EXERCISE DESCRIPTION ::
Where a line holds "Waves", copy it.

Extracts from a graphics dataset
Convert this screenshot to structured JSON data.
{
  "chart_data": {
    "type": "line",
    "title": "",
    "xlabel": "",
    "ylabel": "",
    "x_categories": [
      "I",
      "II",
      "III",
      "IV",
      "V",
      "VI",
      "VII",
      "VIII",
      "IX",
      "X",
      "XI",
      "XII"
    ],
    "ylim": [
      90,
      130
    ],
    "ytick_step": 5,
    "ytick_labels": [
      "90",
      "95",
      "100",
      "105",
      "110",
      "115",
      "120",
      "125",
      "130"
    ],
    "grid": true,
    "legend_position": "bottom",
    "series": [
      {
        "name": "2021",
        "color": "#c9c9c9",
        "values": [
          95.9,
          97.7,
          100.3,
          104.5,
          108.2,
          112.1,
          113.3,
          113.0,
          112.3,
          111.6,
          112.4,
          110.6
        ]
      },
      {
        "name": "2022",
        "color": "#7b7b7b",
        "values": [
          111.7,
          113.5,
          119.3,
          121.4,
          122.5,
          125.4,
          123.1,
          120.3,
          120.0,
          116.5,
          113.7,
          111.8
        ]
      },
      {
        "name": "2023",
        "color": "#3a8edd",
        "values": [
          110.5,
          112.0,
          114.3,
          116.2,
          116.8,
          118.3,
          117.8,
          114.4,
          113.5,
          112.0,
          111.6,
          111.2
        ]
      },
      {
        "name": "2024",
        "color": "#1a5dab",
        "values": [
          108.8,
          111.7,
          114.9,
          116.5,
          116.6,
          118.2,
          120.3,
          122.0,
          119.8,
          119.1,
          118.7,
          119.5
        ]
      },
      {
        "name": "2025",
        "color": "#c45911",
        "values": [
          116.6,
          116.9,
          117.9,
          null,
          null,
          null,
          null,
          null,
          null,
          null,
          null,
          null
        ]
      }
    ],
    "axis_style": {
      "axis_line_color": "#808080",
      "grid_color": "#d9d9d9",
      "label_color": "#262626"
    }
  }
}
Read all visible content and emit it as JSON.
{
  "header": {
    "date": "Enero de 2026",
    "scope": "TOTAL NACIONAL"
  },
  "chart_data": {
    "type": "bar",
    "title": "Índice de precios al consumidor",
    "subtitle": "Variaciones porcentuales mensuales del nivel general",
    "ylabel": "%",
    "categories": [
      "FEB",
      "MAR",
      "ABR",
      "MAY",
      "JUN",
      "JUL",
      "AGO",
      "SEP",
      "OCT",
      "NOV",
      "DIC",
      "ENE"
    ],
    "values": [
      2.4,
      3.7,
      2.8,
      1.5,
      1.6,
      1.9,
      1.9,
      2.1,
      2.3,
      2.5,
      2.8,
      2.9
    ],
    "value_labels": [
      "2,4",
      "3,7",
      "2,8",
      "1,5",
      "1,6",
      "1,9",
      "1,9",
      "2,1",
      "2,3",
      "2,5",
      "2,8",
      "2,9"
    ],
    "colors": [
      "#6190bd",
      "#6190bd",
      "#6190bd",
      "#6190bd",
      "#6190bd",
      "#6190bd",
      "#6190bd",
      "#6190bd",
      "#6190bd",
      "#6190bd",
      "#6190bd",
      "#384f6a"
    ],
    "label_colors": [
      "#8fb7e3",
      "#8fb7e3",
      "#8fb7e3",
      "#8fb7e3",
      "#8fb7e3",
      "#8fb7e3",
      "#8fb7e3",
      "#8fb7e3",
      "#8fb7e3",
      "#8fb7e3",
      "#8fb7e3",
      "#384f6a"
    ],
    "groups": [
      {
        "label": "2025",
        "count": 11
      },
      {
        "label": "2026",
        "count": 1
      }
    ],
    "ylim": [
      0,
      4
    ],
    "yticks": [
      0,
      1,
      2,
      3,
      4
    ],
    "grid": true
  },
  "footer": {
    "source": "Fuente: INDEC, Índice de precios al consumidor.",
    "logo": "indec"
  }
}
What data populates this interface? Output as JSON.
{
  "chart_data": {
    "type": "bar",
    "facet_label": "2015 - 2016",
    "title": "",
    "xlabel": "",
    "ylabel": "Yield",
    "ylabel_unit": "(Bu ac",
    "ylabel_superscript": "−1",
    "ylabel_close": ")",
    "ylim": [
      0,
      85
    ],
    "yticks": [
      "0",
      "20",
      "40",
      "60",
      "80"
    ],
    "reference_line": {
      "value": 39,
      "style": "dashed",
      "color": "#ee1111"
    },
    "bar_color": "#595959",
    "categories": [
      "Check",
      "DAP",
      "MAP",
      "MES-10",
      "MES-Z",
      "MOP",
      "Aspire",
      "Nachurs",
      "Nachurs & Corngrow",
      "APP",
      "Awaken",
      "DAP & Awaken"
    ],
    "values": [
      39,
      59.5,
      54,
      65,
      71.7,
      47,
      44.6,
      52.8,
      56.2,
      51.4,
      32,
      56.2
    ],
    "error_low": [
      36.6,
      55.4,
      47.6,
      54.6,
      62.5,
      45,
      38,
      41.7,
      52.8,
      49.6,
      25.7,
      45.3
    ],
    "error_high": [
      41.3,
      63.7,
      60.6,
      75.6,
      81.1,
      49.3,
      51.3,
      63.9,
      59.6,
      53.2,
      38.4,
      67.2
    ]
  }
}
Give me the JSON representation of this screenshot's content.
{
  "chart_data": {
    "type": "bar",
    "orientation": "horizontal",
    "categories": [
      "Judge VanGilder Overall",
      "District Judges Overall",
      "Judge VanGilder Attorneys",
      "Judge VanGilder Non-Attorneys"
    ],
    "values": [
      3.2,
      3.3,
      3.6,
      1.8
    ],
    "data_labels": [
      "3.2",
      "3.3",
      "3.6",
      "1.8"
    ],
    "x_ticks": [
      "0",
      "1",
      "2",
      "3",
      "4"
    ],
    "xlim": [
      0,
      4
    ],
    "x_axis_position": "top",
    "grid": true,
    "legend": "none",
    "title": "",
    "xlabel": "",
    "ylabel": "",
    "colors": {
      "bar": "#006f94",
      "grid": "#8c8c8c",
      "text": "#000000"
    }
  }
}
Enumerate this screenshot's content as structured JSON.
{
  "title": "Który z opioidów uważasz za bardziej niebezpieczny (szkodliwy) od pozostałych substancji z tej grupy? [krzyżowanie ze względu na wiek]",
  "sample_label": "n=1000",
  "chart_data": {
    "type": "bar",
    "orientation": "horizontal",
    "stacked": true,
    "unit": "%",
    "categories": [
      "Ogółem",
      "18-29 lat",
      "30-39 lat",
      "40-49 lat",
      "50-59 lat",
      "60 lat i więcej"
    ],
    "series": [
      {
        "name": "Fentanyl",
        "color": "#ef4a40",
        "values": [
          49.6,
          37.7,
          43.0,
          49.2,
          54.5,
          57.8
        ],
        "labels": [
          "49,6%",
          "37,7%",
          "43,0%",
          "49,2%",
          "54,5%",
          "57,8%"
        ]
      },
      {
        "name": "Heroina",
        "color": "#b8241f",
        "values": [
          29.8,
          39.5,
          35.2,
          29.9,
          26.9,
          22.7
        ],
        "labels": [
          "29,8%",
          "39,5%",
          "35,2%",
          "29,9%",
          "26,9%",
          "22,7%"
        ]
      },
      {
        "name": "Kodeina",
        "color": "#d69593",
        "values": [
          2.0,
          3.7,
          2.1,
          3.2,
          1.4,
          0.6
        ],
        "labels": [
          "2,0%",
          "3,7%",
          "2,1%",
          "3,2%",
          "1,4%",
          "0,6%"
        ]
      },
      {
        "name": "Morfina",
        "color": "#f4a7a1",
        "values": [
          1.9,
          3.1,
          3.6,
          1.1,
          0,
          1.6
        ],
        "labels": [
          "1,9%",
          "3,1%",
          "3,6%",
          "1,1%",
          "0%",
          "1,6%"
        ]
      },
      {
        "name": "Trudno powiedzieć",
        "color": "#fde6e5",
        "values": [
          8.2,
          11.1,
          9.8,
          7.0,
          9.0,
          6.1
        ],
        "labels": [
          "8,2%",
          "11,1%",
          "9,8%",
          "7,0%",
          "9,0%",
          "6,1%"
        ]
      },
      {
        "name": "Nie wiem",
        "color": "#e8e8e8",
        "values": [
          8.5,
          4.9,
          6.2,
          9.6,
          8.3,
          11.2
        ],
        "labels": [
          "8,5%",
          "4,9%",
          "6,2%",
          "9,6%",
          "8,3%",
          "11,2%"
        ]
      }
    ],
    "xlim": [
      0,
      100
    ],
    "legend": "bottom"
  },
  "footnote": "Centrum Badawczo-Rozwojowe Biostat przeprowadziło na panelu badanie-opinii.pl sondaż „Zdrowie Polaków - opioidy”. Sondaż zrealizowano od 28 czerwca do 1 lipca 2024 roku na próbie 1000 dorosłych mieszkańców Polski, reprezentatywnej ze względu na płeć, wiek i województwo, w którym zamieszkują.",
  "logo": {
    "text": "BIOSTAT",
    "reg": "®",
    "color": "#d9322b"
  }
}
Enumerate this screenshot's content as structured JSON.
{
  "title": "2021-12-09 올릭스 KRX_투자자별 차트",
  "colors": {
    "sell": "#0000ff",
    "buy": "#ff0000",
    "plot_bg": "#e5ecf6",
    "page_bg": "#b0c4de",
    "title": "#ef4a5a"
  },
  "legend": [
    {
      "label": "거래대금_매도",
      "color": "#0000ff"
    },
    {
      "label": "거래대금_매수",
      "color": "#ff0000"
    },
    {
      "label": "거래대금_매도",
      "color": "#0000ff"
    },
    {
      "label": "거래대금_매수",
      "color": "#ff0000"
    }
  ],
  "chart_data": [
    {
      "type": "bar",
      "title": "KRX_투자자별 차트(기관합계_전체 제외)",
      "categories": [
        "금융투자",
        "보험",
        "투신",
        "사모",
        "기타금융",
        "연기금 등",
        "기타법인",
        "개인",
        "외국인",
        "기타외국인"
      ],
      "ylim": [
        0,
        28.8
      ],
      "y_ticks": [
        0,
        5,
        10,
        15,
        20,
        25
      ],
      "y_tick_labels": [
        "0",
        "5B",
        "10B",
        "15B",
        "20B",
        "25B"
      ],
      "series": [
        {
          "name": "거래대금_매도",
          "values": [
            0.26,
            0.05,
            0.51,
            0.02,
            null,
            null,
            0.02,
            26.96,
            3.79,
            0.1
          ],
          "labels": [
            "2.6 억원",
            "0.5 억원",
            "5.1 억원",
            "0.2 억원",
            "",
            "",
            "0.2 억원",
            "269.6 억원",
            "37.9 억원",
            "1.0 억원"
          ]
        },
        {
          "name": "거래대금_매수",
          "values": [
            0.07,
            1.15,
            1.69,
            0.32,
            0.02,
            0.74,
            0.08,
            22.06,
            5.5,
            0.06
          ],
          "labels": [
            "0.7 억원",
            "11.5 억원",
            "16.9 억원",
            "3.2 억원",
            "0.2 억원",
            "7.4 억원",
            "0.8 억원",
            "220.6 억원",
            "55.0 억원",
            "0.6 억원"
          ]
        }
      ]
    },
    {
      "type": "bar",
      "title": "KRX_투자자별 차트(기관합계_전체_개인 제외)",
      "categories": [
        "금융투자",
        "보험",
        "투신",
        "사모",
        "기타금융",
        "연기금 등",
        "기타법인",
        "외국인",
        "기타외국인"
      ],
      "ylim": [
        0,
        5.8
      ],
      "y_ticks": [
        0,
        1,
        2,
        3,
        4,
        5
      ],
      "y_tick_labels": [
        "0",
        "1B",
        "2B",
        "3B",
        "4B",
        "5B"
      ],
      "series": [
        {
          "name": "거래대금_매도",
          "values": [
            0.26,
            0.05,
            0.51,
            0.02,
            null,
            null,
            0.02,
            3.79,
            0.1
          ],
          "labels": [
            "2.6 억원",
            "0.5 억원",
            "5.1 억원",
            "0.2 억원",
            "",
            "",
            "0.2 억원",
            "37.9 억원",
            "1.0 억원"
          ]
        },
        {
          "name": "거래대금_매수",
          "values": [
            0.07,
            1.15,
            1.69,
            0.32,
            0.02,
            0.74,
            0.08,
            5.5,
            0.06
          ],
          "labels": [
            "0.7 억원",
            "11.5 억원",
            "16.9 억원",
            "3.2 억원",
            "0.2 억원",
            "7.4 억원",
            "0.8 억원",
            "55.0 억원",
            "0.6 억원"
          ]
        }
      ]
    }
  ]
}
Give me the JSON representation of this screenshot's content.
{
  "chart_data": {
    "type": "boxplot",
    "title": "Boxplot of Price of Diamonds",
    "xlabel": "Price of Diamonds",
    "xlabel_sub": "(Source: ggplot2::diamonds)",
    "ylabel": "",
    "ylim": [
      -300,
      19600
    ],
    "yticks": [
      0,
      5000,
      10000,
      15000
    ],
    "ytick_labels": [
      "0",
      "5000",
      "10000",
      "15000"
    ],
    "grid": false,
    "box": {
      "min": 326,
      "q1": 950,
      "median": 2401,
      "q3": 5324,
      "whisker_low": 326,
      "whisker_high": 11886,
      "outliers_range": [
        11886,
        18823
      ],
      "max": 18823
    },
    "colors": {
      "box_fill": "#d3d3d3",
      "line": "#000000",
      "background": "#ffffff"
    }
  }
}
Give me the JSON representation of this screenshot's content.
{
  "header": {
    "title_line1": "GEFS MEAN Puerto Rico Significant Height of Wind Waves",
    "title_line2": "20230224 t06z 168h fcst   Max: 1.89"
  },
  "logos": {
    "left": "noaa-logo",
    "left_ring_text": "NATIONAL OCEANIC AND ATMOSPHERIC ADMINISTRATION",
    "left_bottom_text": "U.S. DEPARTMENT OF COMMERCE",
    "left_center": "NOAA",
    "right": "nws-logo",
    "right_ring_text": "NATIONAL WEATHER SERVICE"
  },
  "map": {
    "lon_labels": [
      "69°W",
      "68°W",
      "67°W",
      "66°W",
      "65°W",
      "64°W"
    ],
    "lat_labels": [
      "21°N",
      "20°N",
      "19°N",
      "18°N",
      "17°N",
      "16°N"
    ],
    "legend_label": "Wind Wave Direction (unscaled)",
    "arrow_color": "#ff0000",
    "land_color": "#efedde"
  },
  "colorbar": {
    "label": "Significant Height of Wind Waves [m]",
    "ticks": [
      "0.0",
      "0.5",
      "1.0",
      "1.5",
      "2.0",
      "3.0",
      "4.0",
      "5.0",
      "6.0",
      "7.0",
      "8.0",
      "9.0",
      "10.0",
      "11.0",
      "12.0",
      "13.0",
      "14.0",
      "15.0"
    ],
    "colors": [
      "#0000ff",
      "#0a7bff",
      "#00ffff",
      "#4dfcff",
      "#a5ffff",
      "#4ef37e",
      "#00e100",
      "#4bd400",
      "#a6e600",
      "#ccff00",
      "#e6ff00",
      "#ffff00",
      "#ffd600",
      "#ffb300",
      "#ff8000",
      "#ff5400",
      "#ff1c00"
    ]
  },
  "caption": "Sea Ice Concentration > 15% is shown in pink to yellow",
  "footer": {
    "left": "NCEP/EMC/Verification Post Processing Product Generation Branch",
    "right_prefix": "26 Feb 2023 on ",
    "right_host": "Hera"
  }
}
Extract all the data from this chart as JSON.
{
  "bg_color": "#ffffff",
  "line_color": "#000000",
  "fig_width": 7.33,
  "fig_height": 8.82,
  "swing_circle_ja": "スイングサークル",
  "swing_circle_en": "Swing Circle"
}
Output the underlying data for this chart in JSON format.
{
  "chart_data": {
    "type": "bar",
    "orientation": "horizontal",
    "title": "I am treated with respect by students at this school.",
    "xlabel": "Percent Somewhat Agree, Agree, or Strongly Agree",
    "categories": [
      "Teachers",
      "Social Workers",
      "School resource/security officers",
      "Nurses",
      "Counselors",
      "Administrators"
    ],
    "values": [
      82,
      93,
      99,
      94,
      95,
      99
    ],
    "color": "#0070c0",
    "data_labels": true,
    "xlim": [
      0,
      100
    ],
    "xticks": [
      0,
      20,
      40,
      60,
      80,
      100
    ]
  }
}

RIGHT ANSWER ::
    "title_line1": "GEFS MEAN Puerto Rico Significant Height of Wind Waves",
    "label": "Significant Height of Wind Waves [m]",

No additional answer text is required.